What you need to do: In the copy, include every entry exactly but none of the images.

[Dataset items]
※ ※ ※

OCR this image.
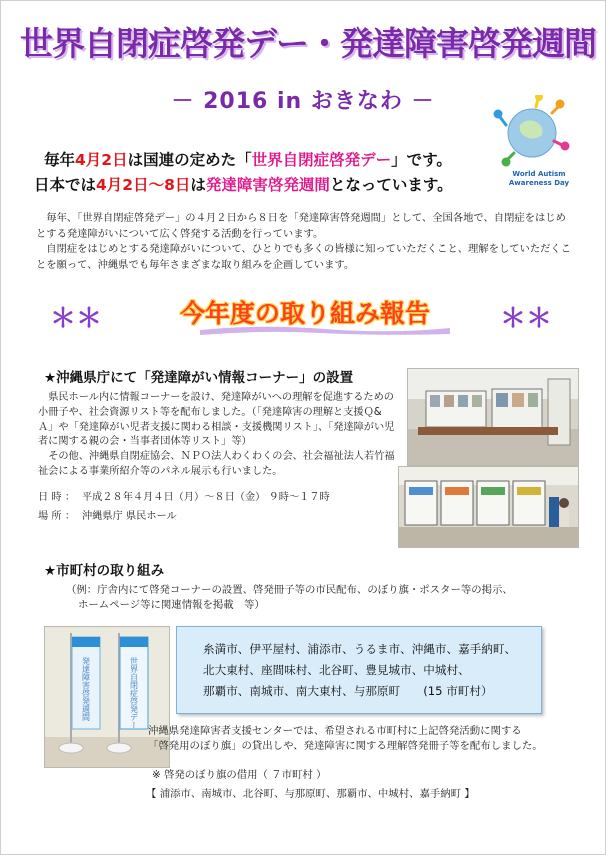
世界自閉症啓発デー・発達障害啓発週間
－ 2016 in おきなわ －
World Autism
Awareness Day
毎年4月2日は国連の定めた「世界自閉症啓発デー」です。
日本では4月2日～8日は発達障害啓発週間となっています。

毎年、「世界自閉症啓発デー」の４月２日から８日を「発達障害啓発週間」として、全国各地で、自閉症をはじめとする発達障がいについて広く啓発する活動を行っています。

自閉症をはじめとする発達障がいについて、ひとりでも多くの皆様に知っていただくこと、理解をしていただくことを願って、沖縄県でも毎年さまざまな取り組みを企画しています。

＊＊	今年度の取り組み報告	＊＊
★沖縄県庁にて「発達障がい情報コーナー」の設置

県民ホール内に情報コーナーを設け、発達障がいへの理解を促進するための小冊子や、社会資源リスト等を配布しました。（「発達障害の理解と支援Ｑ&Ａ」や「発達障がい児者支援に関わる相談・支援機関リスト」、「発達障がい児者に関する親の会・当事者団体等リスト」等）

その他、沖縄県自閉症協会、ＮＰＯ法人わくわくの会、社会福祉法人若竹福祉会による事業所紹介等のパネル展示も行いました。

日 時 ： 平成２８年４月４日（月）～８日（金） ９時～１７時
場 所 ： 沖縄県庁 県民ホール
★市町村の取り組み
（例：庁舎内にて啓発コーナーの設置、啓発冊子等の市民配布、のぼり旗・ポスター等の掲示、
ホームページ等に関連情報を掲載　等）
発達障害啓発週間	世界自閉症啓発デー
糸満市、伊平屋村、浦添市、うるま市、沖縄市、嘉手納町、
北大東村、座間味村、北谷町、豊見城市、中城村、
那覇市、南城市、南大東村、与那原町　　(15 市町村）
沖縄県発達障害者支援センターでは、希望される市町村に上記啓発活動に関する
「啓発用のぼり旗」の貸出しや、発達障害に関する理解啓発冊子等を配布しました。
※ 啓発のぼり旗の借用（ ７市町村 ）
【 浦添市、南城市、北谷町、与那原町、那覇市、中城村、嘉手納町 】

※ ※ ※

Result:
OCR this image.
世界自閉症啓発デー・発達障害啓発週間
－ 2016 in おきなわ －
World Autism
Awareness Day
毎年4月2日は国連の定めた「世界自閉症啓発デー」です。
日本では4月2日～8日は発達障害啓発週間となっています。

毎年、「世界自閉症啓発デー」の４月２日から８日を「発達障害啓発週間」として、全国各地で、自閉症をはじめとする発達障がいについて広く啓発する活動を行っています。

自閉症をはじめとする発達障がいについて、ひとりでも多くの皆様に知っていただくこと、理解をしていただくことを願って、沖縄県でも毎年さまざまな取り組みを企画しています。

＊＊	今年度の取り組み報告	＊＊
★沖縄県庁にて「発達障がい情報コーナー」の設置

県民ホール内に情報コーナーを設け、発達障がいへの理解を促進するための小冊子や、社会資源リスト等を配布しました。（「発達障害の理解と支援Ｑ&Ａ」や「発達障がい児者支援に関わる相談・支援機関リスト」、「発達障がい児者に関する親の会・当事者団体等リスト」等）

その他、沖縄県自閉症協会、ＮＰＯ法人わくわくの会、社会福祉法人若竹福祉会による事業所紹介等のパネル展示も行いました。

日 時 ： 平成２８年４月４日（月）～８日（金） ９時～１７時
場 所 ： 沖縄県庁 県民ホール
★市町村の取り組み
（例：庁舎内にて啓発コーナーの設置、啓発冊子等の市民配布、のぼり旗・ポスター等の掲示、
ホームページ等に関連情報を掲載　等）
発達障害啓発週間	世界自閉症啓発デー
糸満市、伊平屋村、浦添市、うるま市、沖縄市、嘉手納町、
北大東村、座間味村、北谷町、豊見城市、中城村、
那覇市、南城市、南大東村、与那原町　　(15 市町村）
沖縄県発達障害者支援センターでは、希望される市町村に上記啓発活動に関する
「啓発用のぼり旗」の貸出しや、発達障害に関する理解啓発冊子等を配布しました。
※ 啓発のぼり旗の借用（ ７市町村 ）
【 浦添市、南城市、北谷町、与那原町、那覇市、中城村、嘉手納町 】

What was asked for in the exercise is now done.